▸ Texte à lire
------------------------------------
Mike Bird : Ma mère était une très grande fan des Beatles et j'ai grandi dans cet univers musical. Quand j'ai attrapé une guitare pour la première fois, je me suis aperçu que c'était ce qui pouvait m'arriver de mieux et j'ai donc travaillé dur pour arriver à maîtriser cet instrument. Je crois que j'ai démarré en essayant d'imiter les guitares des Beatles et, à force de faire des erreurs, j'ai appris. Je devais avoir quatorze ans...
------------------------------------
▸ Extraits des lignes
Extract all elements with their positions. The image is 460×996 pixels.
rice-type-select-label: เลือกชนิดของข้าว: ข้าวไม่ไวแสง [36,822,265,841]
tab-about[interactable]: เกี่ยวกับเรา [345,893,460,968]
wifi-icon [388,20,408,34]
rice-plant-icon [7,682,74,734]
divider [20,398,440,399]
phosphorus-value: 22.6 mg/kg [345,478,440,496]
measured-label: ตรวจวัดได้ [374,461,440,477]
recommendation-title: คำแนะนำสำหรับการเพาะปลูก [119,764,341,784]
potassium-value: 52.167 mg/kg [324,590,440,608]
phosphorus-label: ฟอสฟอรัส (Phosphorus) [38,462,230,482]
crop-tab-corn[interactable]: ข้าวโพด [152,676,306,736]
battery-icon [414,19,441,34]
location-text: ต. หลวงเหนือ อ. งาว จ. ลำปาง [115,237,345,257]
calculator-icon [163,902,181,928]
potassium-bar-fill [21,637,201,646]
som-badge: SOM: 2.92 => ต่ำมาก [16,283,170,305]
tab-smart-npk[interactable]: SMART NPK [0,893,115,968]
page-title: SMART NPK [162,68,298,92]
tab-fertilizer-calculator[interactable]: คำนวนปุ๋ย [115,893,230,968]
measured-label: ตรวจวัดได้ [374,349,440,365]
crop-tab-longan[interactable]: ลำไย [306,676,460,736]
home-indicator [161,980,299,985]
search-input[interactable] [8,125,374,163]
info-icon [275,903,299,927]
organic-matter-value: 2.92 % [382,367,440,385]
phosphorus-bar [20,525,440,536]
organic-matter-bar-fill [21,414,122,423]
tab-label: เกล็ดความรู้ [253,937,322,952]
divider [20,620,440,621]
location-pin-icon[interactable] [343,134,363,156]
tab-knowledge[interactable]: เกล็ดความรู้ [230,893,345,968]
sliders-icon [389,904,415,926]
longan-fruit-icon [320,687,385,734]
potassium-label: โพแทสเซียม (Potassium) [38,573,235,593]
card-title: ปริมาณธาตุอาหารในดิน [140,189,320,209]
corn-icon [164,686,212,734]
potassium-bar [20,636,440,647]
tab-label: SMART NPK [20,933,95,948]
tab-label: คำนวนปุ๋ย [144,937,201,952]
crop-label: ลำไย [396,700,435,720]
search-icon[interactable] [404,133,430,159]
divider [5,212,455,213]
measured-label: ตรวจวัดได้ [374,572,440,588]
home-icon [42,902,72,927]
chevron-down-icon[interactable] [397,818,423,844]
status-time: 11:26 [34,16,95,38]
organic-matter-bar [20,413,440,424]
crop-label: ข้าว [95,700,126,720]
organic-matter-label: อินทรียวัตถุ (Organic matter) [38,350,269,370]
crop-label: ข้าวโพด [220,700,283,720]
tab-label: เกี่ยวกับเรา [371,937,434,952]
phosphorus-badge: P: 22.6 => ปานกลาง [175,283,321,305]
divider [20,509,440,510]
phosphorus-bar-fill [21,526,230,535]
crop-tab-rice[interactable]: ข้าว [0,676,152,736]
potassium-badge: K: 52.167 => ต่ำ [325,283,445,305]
------------------------------------
▸ Consignes
1. Les affirmations (a), (b) et (c) concordent-elles avec le texte sur Mike Bird ? Répondez par oui ou non en citant textuellement les mots décisifs.
(a) La mère de Mike Bird était une grande fan des Beatles.
(b) Mike Bird a appris la guitare sans jamais se tromper.
(c) Mike Bird a commencé en imitant les guitares des Beatles.
2. Citez le texte sur Mike Bird en partant des mots « Mike Bird : Ma » et en vous arrêtant après « avoir quatorze ans... ».
Les lignes n'entrent pas en jeu ici.

▸ Corrigé
1.
(a) Oui : « Ma mère était une très grande fan des Beatles ».
(b) Non : « à force de faire des erreurs, j'ai appris ».
(c) Oui : « j'ai démarré en essayant d'imiter les guitares des Beatles ».

2.
Mike Bird : Ma mère était une très grande fan des Beatles et j'ai grandi dans cet univers musical. Quand j'ai attrapé une guitare pour la première fois, je me suis aperçu que c'était ce qui pouvait m'arriver de mieux et j'ai donc travaillé dur pour arriver à maîtriser cet instrument. Je crois que j'ai démarré en essayant d'imiter les guitares des Beatles et, à force de faire des erreurs, j'ai appris. Je devais avoir quatorze ans...